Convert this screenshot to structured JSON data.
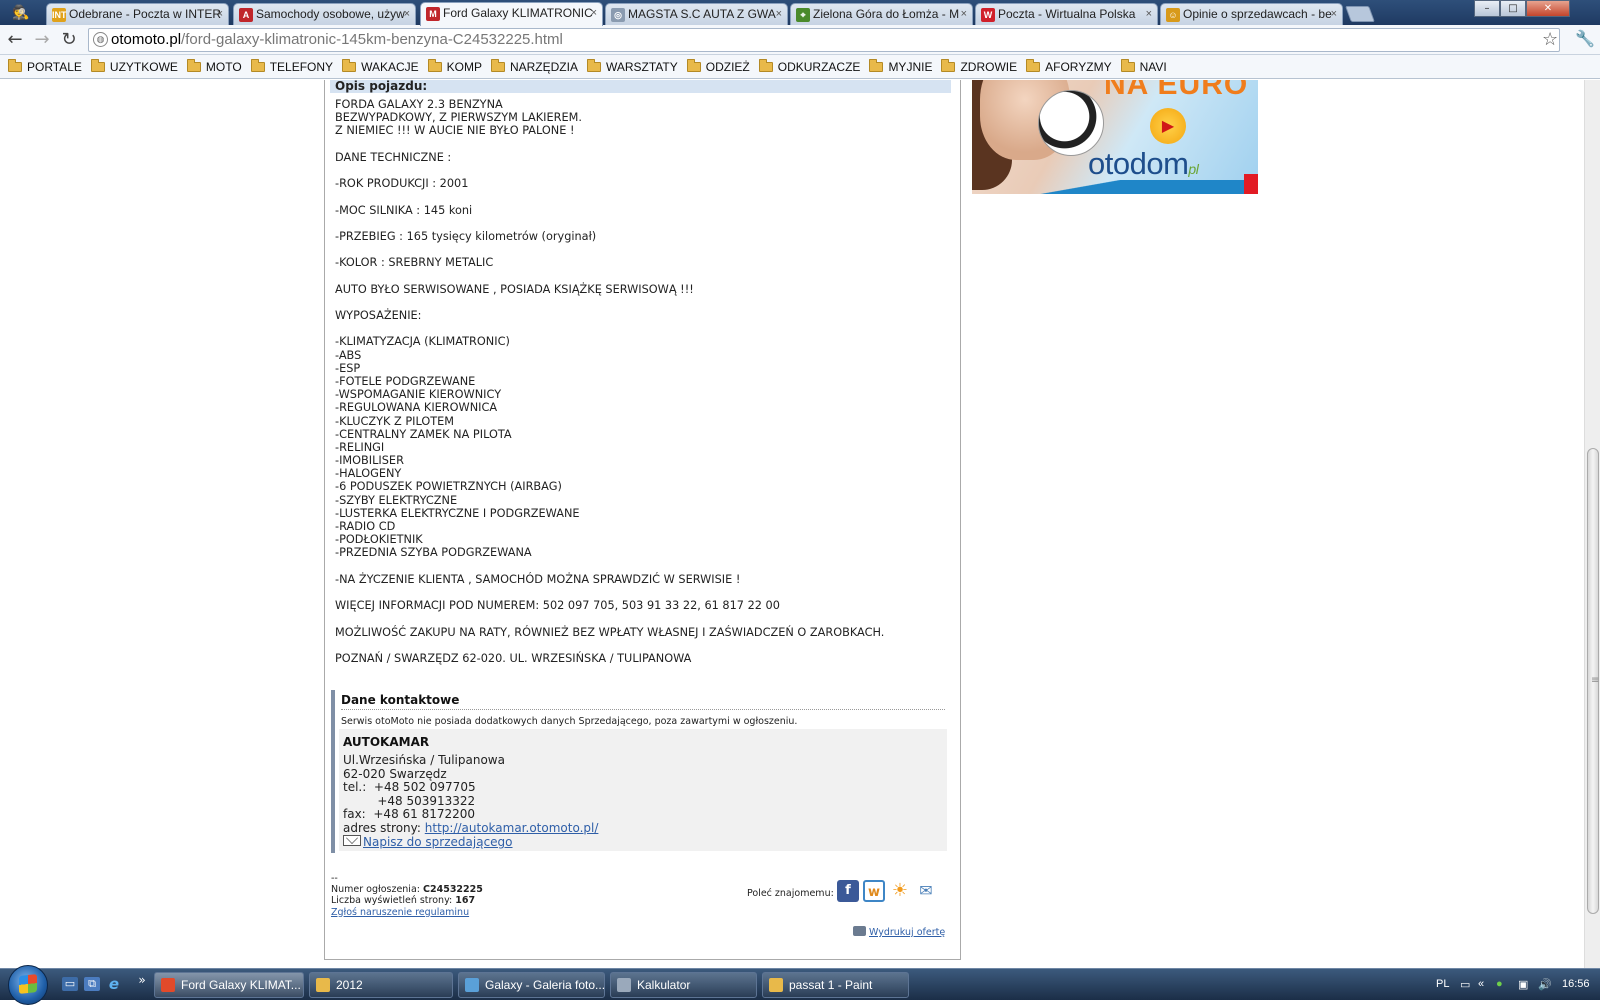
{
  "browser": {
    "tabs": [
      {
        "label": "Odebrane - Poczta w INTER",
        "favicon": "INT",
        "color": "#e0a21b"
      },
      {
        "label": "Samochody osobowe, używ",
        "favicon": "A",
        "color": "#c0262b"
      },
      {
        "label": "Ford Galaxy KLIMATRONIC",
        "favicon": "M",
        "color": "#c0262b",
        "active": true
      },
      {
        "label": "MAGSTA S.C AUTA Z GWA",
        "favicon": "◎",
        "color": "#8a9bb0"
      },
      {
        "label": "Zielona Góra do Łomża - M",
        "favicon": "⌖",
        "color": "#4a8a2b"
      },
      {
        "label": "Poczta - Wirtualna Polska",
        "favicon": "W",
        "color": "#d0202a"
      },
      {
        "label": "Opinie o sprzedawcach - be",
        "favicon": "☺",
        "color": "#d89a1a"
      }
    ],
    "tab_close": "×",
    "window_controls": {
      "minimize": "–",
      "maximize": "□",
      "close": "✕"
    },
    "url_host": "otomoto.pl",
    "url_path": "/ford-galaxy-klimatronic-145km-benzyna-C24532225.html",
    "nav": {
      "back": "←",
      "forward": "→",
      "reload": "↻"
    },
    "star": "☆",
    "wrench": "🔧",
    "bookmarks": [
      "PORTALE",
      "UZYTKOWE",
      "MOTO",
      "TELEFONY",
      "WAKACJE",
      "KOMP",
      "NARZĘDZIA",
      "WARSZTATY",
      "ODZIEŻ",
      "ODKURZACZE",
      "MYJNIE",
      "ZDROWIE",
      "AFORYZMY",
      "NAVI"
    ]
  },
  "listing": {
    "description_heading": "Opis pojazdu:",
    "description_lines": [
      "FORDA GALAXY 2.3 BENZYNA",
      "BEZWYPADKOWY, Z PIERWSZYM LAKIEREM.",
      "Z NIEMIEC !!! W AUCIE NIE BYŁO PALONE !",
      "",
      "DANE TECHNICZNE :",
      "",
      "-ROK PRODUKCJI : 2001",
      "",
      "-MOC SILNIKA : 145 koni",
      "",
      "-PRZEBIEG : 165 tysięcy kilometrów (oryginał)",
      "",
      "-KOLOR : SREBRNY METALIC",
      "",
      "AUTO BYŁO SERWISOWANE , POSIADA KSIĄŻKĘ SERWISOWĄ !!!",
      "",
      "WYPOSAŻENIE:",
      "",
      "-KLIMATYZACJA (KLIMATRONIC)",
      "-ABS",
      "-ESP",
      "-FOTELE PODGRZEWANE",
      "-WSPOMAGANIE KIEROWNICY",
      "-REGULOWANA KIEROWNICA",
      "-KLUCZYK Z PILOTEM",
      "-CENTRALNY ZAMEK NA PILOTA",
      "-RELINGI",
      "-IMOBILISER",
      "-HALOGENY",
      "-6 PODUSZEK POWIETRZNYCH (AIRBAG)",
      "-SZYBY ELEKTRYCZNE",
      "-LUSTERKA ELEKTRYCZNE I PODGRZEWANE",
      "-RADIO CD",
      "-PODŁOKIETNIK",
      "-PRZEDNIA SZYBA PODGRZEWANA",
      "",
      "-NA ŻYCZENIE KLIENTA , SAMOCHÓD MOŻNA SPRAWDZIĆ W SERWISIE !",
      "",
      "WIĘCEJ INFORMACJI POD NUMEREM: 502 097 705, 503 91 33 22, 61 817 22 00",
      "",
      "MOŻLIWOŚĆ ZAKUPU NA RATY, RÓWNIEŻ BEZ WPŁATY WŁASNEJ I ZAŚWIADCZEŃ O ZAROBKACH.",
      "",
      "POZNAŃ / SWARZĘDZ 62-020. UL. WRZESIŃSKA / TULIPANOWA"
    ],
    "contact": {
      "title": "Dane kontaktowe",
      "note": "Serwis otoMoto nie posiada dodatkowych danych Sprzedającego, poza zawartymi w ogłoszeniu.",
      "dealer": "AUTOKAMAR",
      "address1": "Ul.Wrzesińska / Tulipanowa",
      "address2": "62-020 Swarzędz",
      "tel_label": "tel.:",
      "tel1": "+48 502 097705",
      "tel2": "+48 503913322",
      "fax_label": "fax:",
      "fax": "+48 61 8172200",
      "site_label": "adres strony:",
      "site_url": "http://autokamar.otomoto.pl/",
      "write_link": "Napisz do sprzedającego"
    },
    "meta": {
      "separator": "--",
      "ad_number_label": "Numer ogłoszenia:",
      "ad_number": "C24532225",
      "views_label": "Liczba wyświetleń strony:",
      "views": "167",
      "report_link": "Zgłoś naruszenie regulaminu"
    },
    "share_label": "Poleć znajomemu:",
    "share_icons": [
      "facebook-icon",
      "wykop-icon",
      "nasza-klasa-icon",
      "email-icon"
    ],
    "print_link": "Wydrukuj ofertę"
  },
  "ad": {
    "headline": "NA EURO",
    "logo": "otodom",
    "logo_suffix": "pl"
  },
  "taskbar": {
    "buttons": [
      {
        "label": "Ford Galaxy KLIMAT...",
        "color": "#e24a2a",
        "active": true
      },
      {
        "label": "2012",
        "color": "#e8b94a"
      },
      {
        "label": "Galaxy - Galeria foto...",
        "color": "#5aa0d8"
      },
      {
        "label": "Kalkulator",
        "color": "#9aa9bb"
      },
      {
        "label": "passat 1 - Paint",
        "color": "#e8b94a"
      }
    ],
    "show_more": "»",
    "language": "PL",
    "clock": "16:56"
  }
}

____

STATED TASK: From the material above, copy each line that includes the word "ELEKTRYCZNE".

COMPLETE ANSWER:
      "-SZYBY ELEKTRYCZNE",
      "-LUSTERKA ELEKTRYCZNE I PODGRZEWANE",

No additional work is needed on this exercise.